[START Material provided]
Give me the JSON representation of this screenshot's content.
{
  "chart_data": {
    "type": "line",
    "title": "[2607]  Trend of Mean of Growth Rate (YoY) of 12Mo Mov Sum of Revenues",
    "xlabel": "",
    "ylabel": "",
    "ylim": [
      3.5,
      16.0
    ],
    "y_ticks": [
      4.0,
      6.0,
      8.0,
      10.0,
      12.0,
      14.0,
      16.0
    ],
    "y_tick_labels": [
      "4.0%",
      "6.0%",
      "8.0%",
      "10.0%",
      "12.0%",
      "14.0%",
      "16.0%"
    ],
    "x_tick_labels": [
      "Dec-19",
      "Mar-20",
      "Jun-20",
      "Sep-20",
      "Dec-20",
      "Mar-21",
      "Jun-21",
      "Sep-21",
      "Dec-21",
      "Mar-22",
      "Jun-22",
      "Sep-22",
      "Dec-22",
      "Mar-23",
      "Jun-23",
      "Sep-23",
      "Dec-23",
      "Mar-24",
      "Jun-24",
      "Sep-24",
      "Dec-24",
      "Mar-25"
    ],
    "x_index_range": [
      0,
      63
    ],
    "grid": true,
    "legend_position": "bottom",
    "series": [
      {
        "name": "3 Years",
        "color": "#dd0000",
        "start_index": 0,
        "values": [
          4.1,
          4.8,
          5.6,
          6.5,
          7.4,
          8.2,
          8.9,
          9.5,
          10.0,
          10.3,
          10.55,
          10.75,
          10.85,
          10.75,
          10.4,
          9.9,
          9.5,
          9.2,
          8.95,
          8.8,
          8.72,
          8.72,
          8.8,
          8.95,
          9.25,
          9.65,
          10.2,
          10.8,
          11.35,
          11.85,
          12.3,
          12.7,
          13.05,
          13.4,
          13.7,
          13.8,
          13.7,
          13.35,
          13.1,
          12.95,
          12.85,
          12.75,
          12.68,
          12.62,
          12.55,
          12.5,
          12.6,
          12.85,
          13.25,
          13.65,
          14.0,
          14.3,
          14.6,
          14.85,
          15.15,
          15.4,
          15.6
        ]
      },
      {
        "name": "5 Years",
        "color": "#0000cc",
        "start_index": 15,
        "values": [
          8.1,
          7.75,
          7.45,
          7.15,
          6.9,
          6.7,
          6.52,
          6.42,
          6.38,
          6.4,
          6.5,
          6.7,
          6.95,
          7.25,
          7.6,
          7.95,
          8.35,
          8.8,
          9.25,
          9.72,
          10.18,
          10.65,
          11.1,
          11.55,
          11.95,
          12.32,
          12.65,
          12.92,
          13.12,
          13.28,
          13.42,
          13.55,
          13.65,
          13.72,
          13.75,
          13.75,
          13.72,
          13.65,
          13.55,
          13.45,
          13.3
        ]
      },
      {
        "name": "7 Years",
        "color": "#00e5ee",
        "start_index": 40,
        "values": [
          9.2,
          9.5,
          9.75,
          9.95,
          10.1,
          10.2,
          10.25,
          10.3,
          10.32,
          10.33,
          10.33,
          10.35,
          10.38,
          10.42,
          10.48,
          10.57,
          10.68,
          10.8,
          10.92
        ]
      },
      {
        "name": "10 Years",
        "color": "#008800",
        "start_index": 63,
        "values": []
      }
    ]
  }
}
[END Material provided]
**Your objective**
Reproduce all the data word for word.

**The response**
Give me the JSON representation of this screenshot's content.
{
  "chart_data": {
    "type": "line",
    "title": "[2607]  Trend of Mean of Growth Rate (YoY) of 12Mo Mov Sum of Revenues",
    "xlabel": "",
    "ylabel": "",
    "ylim": [
      3.5,
      16.0
    ],
    "y_ticks": [
      4.0,
      6.0,
      8.0,
      10.0,
      12.0,
      14.0,
      16.0
    ],
    "y_tick_labels": [
      "4.0%",
      "6.0%",
      "8.0%",
      "10.0%",
      "12.0%",
      "14.0%",
      "16.0%"
    ],
    "x_tick_labels": [
      "Dec-19",
      "Mar-20",
      "Jun-20",
      "Sep-20",
      "Dec-20",
      "Mar-21",
      "Jun-21",
      "Sep-21",
      "Dec-21",
      "Mar-22",
      "Jun-22",
      "Sep-22",
      "Dec-22",
      "Mar-23",
      "Jun-23",
      "Sep-23",
      "Dec-23",
      "Mar-24",
      "Jun-24",
      "Sep-24",
      "Dec-24",
      "Mar-25"
    ],
    "x_index_range": [
      0,
      63
    ],
    "grid": true,
    "legend_position": "bottom",
    "series": [
      {
        "name": "3 Years",
        "color": "#dd0000",
        "start_index": 0,
        "values": [
          4.1,
          4.8,
          5.6,
          6.5,
          7.4,
          8.2,
          8.9,
          9.5,
          10.0,
          10.3,
          10.55,
          10.75,
          10.85,
          10.75,
          10.4,
          9.9,
          9.5,
          9.2,
          8.95,
          8.8,
          8.72,
          8.72,
          8.8,
          8.95,
          9.25,
          9.65,
          10.2,
          10.8,
          11.35,
          11.85,
          12.3,
          12.7,
          13.05,
          13.4,
          13.7,
          13.8,
          13.7,
          13.35,
          13.1,
          12.95,
          12.85,
          12.75,
          12.68,
          12.62,
          12.55,
          12.5,
          12.6,
          12.85,
          13.25,
          13.65,
          14.0,
          14.3,
          14.6,
          14.85,
          15.15,
          15.4,
          15.6
        ]
      },
      {
        "name": "5 Years",
        "color": "#0000cc",
        "start_index": 15,
        "values": [
          8.1,
          7.75,
          7.45,
          7.15,
          6.9,
          6.7,
          6.52,
          6.42,
          6.38,
          6.4,
          6.5,
          6.7,
          6.95,
          7.25,
          7.6,
          7.95,
          8.35,
          8.8,
          9.25,
          9.72,
          10.18,
          10.65,
          11.1,
          11.55,
          11.95,
          12.32,
          12.65,
          12.92,
          13.12,
          13.28,
          13.42,
          13.55,
          13.65,
          13.72,
          13.75,
          13.75,
          13.72,
          13.65,
          13.55,
          13.45,
          13.3
        ]
      },
      {
        "name": "7 Years",
        "color": "#00e5ee",
        "start_index": 40,
        "values": [
          9.2,
          9.5,
          9.75,
          9.95,
          10.1,
          10.2,
          10.25,
          10.3,
          10.32,
          10.33,
          10.33,
          10.35,
          10.38,
          10.42,
          10.48,
          10.57,
          10.68,
          10.8,
          10.92
        ]
      },
      {
        "name": "10 Years",
        "color": "#008800",
        "start_index": 63,
        "values": []
      }
    ]
  }
}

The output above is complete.